Excerpts from a figure dataset

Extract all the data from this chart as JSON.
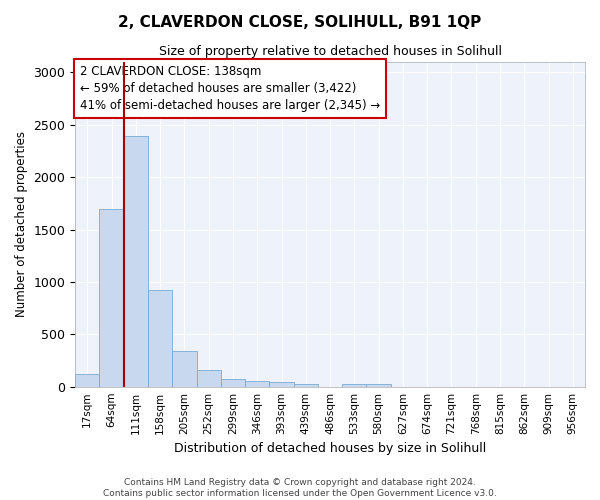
{
  "title": "2, CLAVERDON CLOSE, SOLIHULL, B91 1QP",
  "subtitle": "Size of property relative to detached houses in Solihull",
  "xlabel": "Distribution of detached houses by size in Solihull",
  "ylabel": "Number of detached properties",
  "bar_color": "#c8d8ee",
  "bar_edge_color": "#7aaad4",
  "background_color": "#eef2fa",
  "grid_color": "#ffffff",
  "categories": [
    "17sqm",
    "64sqm",
    "111sqm",
    "158sqm",
    "205sqm",
    "252sqm",
    "299sqm",
    "346sqm",
    "393sqm",
    "439sqm",
    "486sqm",
    "533sqm",
    "580sqm",
    "627sqm",
    "674sqm",
    "721sqm",
    "768sqm",
    "815sqm",
    "862sqm",
    "909sqm",
    "956sqm"
  ],
  "values": [
    120,
    1700,
    2390,
    920,
    345,
    155,
    75,
    55,
    45,
    30,
    0,
    30,
    30,
    0,
    0,
    0,
    0,
    0,
    0,
    0,
    0
  ],
  "ylim": [
    0,
    3100
  ],
  "yticks": [
    0,
    500,
    1000,
    1500,
    2000,
    2500,
    3000
  ],
  "property_bin_index": 2,
  "annotation_text": "2 CLAVERDON CLOSE: 138sqm\n← 59% of detached houses are smaller (3,422)\n41% of semi-detached houses are larger (2,345) →",
  "annotation_box_color": "#ffffff",
  "annotation_border_color": "#cc0000",
  "vline_color": "#aa0000",
  "footer_line1": "Contains HM Land Registry data © Crown copyright and database right 2024.",
  "footer_line2": "Contains public sector information licensed under the Open Government Licence v3.0."
}
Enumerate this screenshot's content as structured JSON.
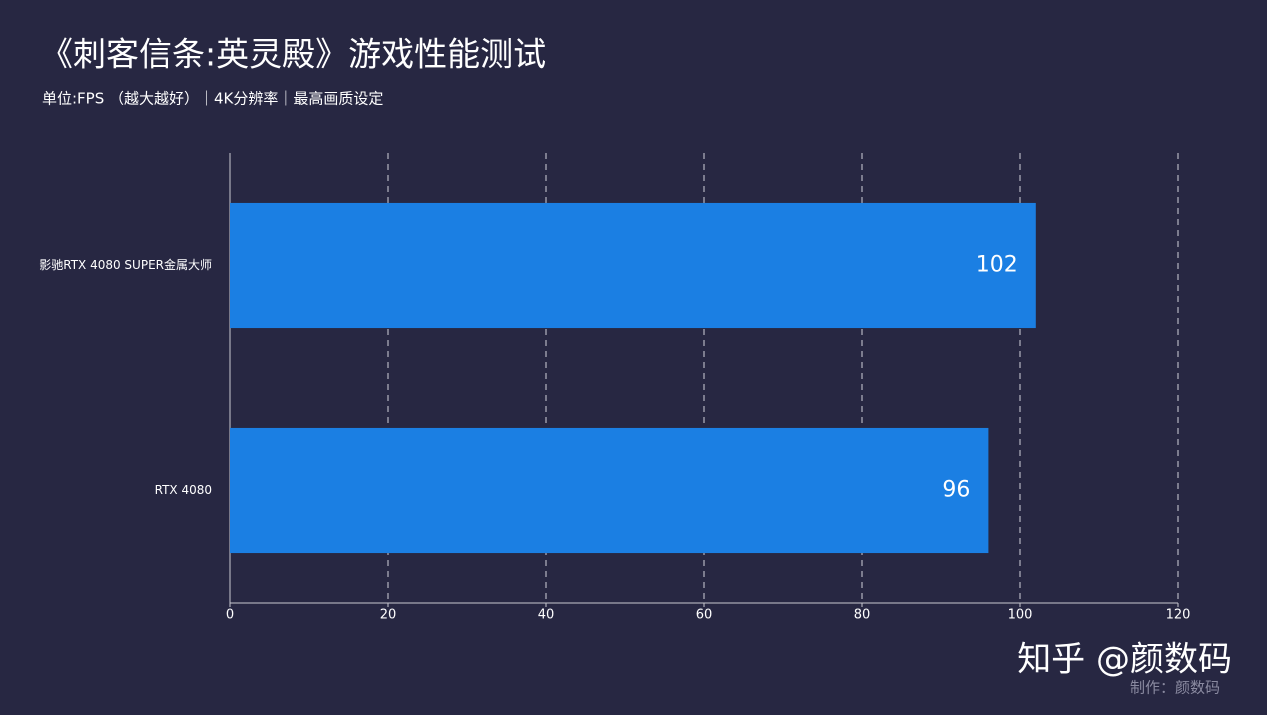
{
  "chart_data": {
    "type": "bar",
    "orientation": "horizontal",
    "title": "《刺客信条:英灵殿》游戏性能测试",
    "subtitle": "单位:FPS （越大越好）｜4K分辨率｜最高画质设定",
    "categories": [
      "影驰RTX 4080 SUPER金属大师",
      "RTX 4080"
    ],
    "values": [
      102,
      96
    ],
    "color": "#1b7fe3",
    "xlim": [
      0,
      120
    ],
    "xticks": [
      0,
      20,
      40,
      60,
      80,
      100,
      120
    ],
    "grid": true,
    "annotations": [
      "知乎 @颜数码",
      "制作：颜数码"
    ]
  }
}
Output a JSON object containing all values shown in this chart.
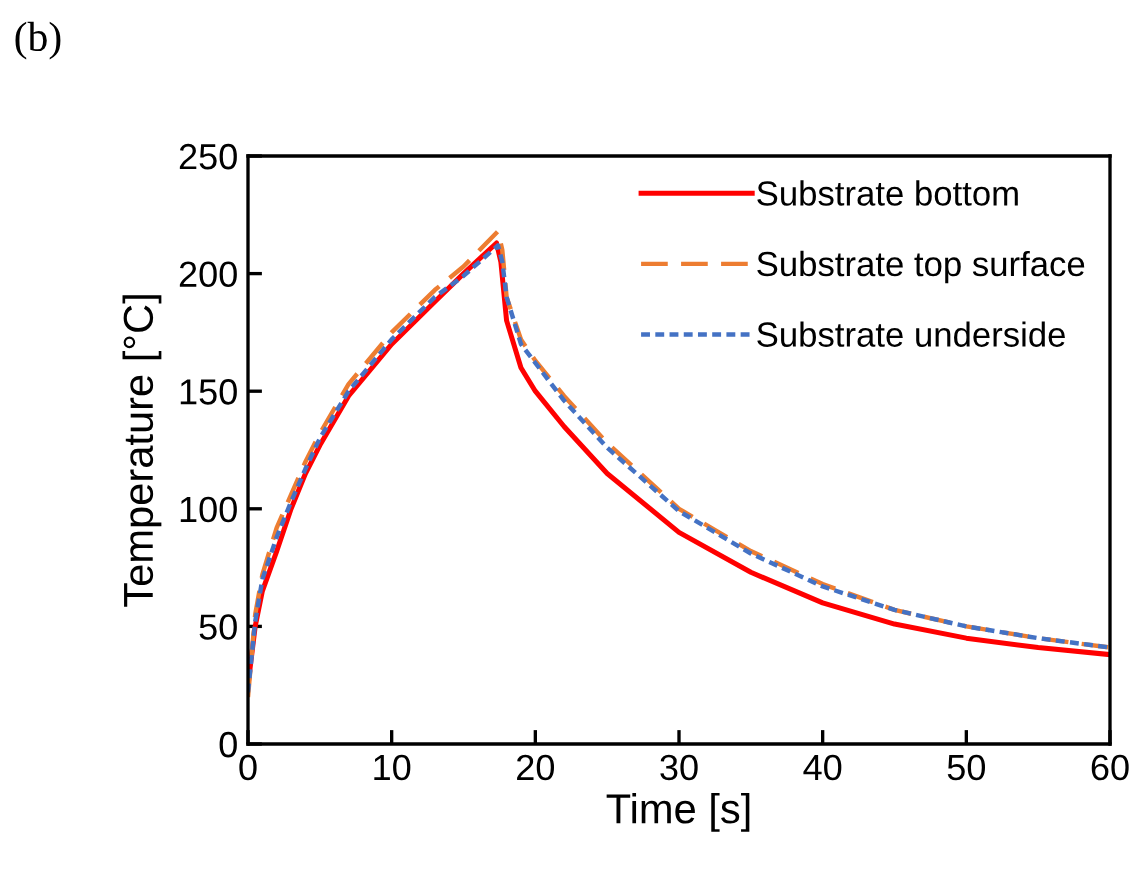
{
  "chart_data": {
    "type": "line",
    "xlabel": "Time [s]",
    "ylabel": "Temperature [°C]",
    "annotations": [
      "(b)"
    ],
    "xlim": [
      0,
      60
    ],
    "xticks": [
      0,
      10,
      20,
      30,
      40,
      50,
      60
    ],
    "ylim": [
      0,
      250
    ],
    "yticks": [
      0,
      50,
      100,
      150,
      200,
      250
    ],
    "grid": false,
    "legend": "top right",
    "marker": "none",
    "series": [
      {
        "name": "Substrate bottom",
        "color": "#ff0000",
        "line_style": "solid",
        "x": [
          0,
          0.5,
          1,
          2,
          3,
          4,
          5,
          7,
          10,
          13,
          15,
          17.3,
          17.6,
          18,
          19,
          20,
          22,
          25,
          30,
          35,
          40,
          45,
          50,
          55,
          60
        ],
        "values": [
          25,
          50,
          65,
          82,
          100,
          115,
          127,
          148,
          170,
          188,
          200,
          213,
          205,
          180,
          160,
          150,
          135,
          115,
          90,
          73,
          60,
          51,
          45,
          41,
          38
        ]
      },
      {
        "name": "Substrate top surface",
        "color": "#ed7d31",
        "line_style": "dashed",
        "x": [
          0,
          0.5,
          1,
          2,
          3,
          4,
          5,
          7,
          10,
          13,
          15,
          17.4,
          17.7,
          18,
          19,
          20,
          22,
          25,
          30,
          35,
          40,
          45,
          50,
          55,
          60
        ],
        "values": [
          20,
          55,
          72,
          92,
          106,
          120,
          132,
          153,
          175,
          193,
          203,
          218,
          210,
          190,
          172,
          163,
          148,
          128,
          100,
          82,
          68,
          57,
          50,
          45,
          41
        ]
      },
      {
        "name": "Substrate underside",
        "color": "#4472c4",
        "line_style": "dotted",
        "x": [
          0,
          0.5,
          1,
          2,
          3,
          4,
          5,
          7,
          10,
          13,
          15,
          17.4,
          17.7,
          18,
          19,
          20,
          22,
          25,
          30,
          35,
          40,
          45,
          50,
          55,
          60
        ],
        "values": [
          22,
          52,
          70,
          88,
          103,
          117,
          130,
          150,
          172,
          190,
          199,
          212,
          205,
          190,
          170,
          162,
          146,
          126,
          99,
          81,
          67,
          57,
          50,
          45,
          41
        ]
      }
    ]
  }
}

◆ **Task details**
The data above needs to be retyped exactly, with the images left out.

◆ **Answer to the task**
Extract all the data from this chart as JSON.
{
  "title": "2, CLAVERDON CLOSE, SOLIHULL, B91 1QP",
  "subtitle": "Size of property relative to detached houses in Solihull",
  "xlabel": "Distribution of detached houses by size in Solihull",
  "ylabel": "Number of detached properties",
  "bar_color": "#c8d8ee",
  "bar_edge_color": "#7aaad4",
  "background_color": "#eef2fa",
  "grid_color": "#ffffff",
  "categories": [
    "17sqm",
    "64sqm",
    "111sqm",
    "158sqm",
    "205sqm",
    "252sqm",
    "299sqm",
    "346sqm",
    "393sqm",
    "439sqm",
    "486sqm",
    "533sqm",
    "580sqm",
    "627sqm",
    "674sqm",
    "721sqm",
    "768sqm",
    "815sqm",
    "862sqm",
    "909sqm",
    "956sqm"
  ],
  "values": [
    120,
    1700,
    2390,
    920,
    345,
    155,
    75,
    55,
    45,
    30,
    0,
    30,
    30,
    0,
    0,
    0,
    0,
    0,
    0,
    0,
    0
  ],
  "ylim": [
    0,
    3100
  ],
  "yticks": [
    0,
    500,
    1000,
    1500,
    2000,
    2500,
    3000
  ],
  "property_bin_index": 2,
  "annotation_text": "2 CLAVERDON CLOSE: 138sqm\n← 59% of detached houses are smaller (3,422)\n41% of semi-detached houses are larger (2,345) →",
  "annotation_box_color": "#ffffff",
  "annotation_border_color": "#cc0000",
  "vline_color": "#aa0000",
  "footer_line1": "Contains HM Land Registry data © Crown copyright and database right 2024.",
  "footer_line2": "Contains public sector information licensed under the Open Government Licence v3.0."
}
Enumerate this screenshot's content as structured JSON.
{
  "chart_data": {
    "type": "bar",
    "orientation": "horizontal",
    "title": "《刺客信条:英灵殿》游戏性能测试",
    "subtitle": "单位:FPS （越大越好）｜4K分辨率｜最高画质设定",
    "categories": [
      "影驰RTX 4080 SUPER金属大师",
      "RTX 4080"
    ],
    "values": [
      102,
      96
    ],
    "color": "#1b7fe3",
    "xlim": [
      0,
      120
    ],
    "xticks": [
      0,
      20,
      40,
      60,
      80,
      100,
      120
    ],
    "grid": true,
    "annotations": [
      "知乎 @颜数码",
      "制作：颜数码"
    ]
  }
}
Output a JSON object containing all values shown in this chart.
{
  "chart_data": {
    "type": "line",
    "xlabel": "Time [s]",
    "ylabel": "Temperature [°C]",
    "annotations": [
      "(b)"
    ],
    "xlim": [
      0,
      60
    ],
    "xticks": [
      0,
      10,
      20,
      30,
      40,
      50,
      60
    ],
    "ylim": [
      0,
      250
    ],
    "yticks": [
      0,
      50,
      100,
      150,
      200,
      250
    ],
    "grid": false,
    "legend": "top right",
    "marker": "none",
    "series": [
      {
        "name": "Substrate bottom",
        "color": "#ff0000",
        "line_style": "solid",
        "x": [
          0,
          0.5,
          1,
          2,
          3,
          4,
          5,
          7,
          10,
          13,
          15,
          17.3,
          17.6,
          18,
          19,
          20,
          22,
          25,
          30,
          35,
          40,
          45,
          50,
          55,
          60
        ],
        "values": [
          25,
          50,
          65,
          82,
          100,
          115,
          127,
          148,
          170,
          188,
          200,
          213,
          205,
          180,
          160,
          150,
          135,
          115,
          90,
          73,
          60,
          51,
          45,
          41,
          38
        ]
      },
      {
        "name": "Substrate top surface",
        "color": "#ed7d31",
        "line_style": "dashed",
        "x": [
          0,
          0.5,
          1,
          2,
          3,
          4,
          5,
          7,
          10,
          13,
          15,
          17.4,
          17.7,
          18,
          19,
          20,
          22,
          25,
          30,
          35,
          40,
          45,
          50,
          55,
          60
        ],
        "values": [
          20,
          55,
          72,
          92,
          106,
          120,
          132,
          153,
          175,
          193,
          203,
          218,
          210,
          190,
          172,
          163,
          148,
          128,
          100,
          82,
          68,
          57,
          50,
          45,
          41
        ]
      },
      {
        "name": "Substrate underside",
        "color": "#4472c4",
        "line_style": "dotted",
        "x": [
          0,
          0.5,
          1,
          2,
          3,
          4,
          5,
          7,
          10,
          13,
          15,
          17.4,
          17.7,
          18,
          19,
          20,
          22,
          25,
          30,
          35,
          40,
          45,
          50,
          55,
          60
        ],
        "values": [
          22,
          52,
          70,
          88,
          103,
          117,
          130,
          150,
          172,
          190,
          199,
          212,
          205,
          190,
          170,
          162,
          146,
          126,
          99,
          81,
          67,
          57,
          50,
          45,
          41
        ]
      }
    ]
  }
}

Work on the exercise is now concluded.